From the records below, pull each line that has "QUERÉTARO".

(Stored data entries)
- - - -
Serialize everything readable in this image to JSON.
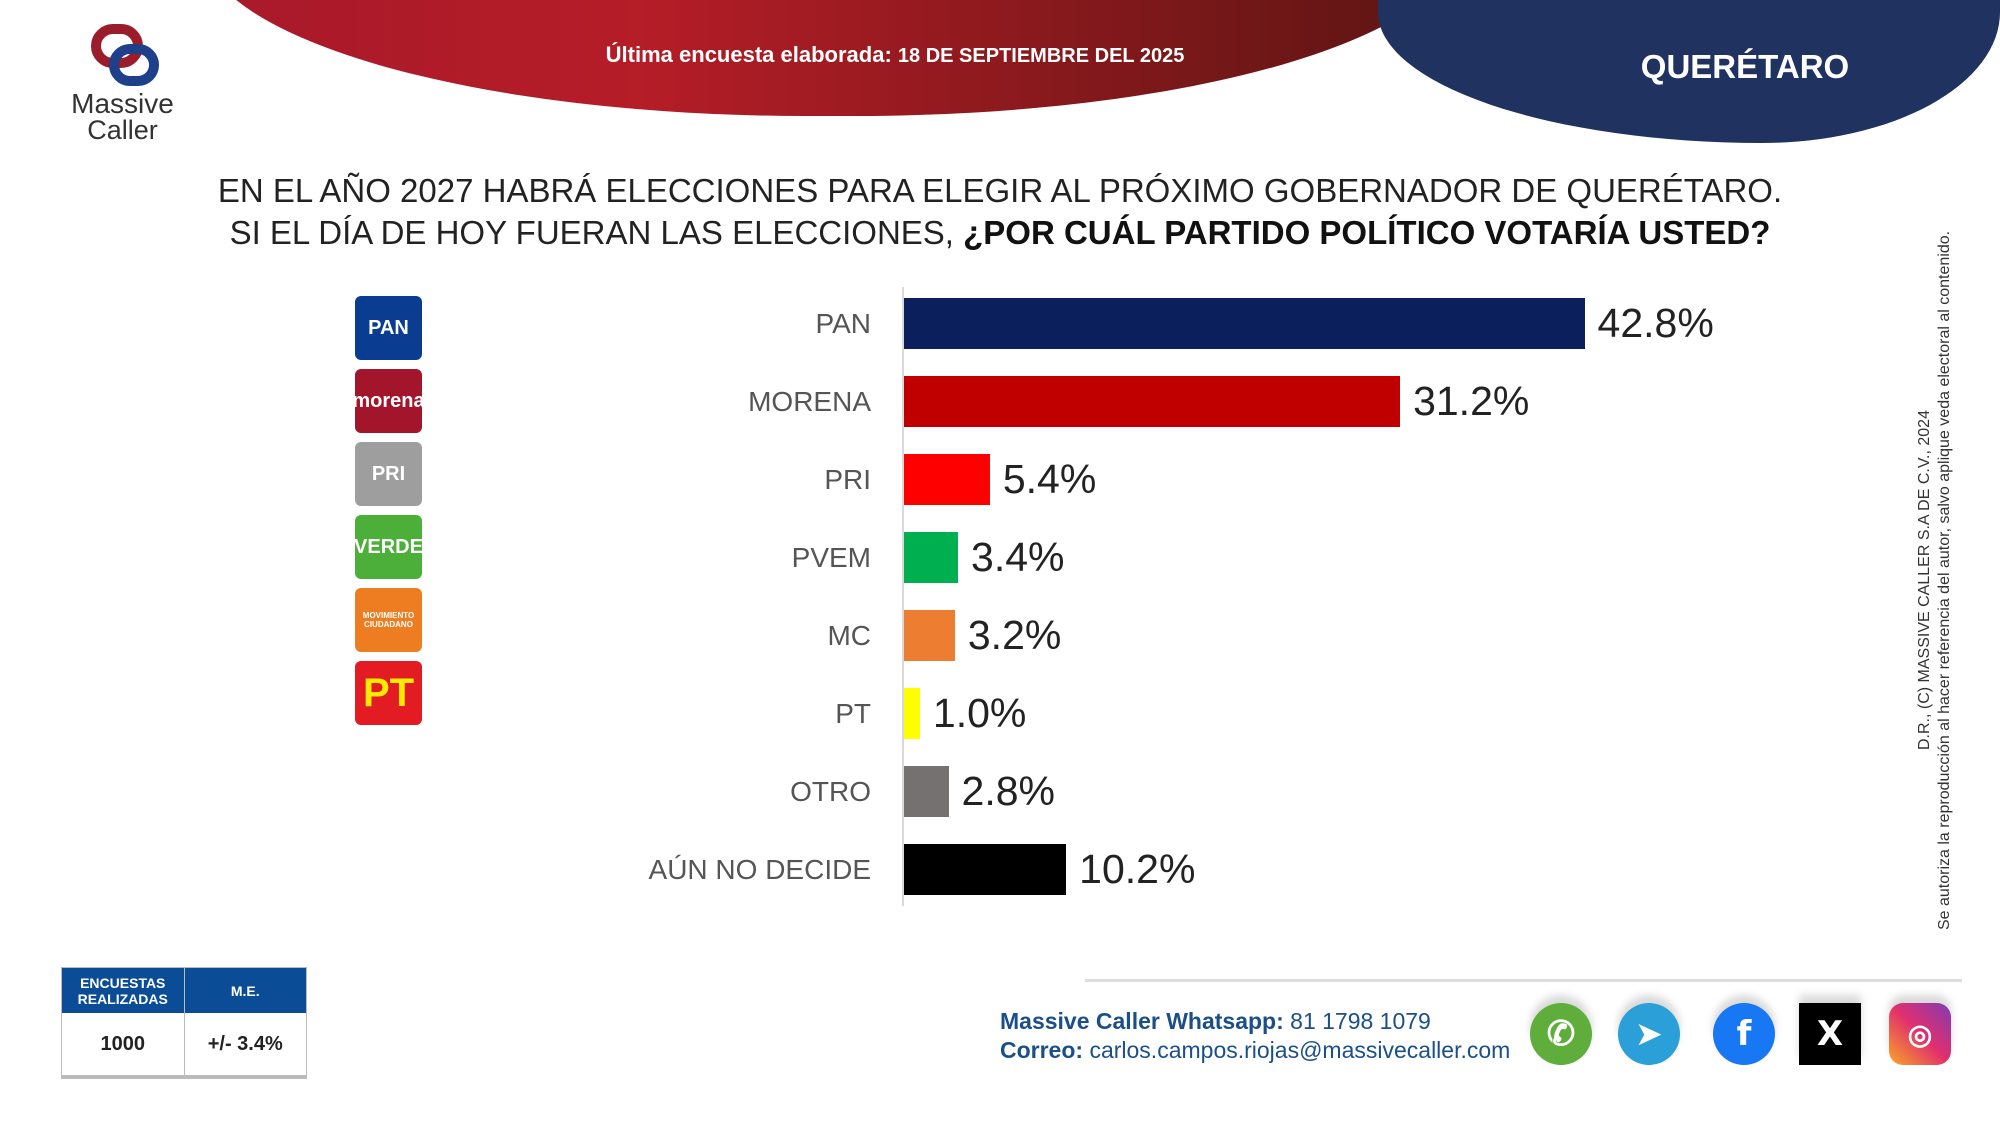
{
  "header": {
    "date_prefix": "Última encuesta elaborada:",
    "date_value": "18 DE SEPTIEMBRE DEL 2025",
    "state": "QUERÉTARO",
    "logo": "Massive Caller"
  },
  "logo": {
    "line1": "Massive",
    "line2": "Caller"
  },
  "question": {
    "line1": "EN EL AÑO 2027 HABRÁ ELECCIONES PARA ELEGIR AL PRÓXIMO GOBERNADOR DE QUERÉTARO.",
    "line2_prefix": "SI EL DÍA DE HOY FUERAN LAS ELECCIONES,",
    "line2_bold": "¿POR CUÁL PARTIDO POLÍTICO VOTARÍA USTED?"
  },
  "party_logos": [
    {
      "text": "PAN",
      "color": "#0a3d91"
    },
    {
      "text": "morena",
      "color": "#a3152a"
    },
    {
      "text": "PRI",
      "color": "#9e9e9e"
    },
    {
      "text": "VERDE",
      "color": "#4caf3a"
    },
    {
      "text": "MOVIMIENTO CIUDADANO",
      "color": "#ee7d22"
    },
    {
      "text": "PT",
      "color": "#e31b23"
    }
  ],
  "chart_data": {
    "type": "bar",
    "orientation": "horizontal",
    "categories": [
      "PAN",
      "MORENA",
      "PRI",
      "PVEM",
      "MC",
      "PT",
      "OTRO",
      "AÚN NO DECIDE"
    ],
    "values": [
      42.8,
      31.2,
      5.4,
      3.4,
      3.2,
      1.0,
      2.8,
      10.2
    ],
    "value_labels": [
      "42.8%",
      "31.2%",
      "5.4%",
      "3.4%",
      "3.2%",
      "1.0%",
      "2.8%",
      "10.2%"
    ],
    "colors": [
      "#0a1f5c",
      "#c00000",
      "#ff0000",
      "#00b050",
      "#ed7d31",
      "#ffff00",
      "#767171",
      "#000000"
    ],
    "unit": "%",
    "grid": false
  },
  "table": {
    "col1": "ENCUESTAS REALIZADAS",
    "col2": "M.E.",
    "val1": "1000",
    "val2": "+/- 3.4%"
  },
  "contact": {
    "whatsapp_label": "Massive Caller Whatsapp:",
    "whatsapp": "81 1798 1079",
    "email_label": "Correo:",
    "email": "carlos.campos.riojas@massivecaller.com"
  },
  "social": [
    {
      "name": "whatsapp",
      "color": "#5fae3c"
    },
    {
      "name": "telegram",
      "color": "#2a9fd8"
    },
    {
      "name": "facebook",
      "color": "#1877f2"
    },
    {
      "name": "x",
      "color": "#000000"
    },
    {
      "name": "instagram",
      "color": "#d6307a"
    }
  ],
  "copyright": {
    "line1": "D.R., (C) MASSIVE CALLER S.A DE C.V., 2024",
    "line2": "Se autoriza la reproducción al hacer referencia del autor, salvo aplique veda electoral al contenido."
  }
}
- - - -
▶ **Finished exercise**:
    "state": "QUERÉTARO",
    "line1": "EN EL AÑO 2027 HABRÁ ELECCIONES PARA ELEGIR AL PRÓXIMO GOBERNADOR DE QUERÉTARO.",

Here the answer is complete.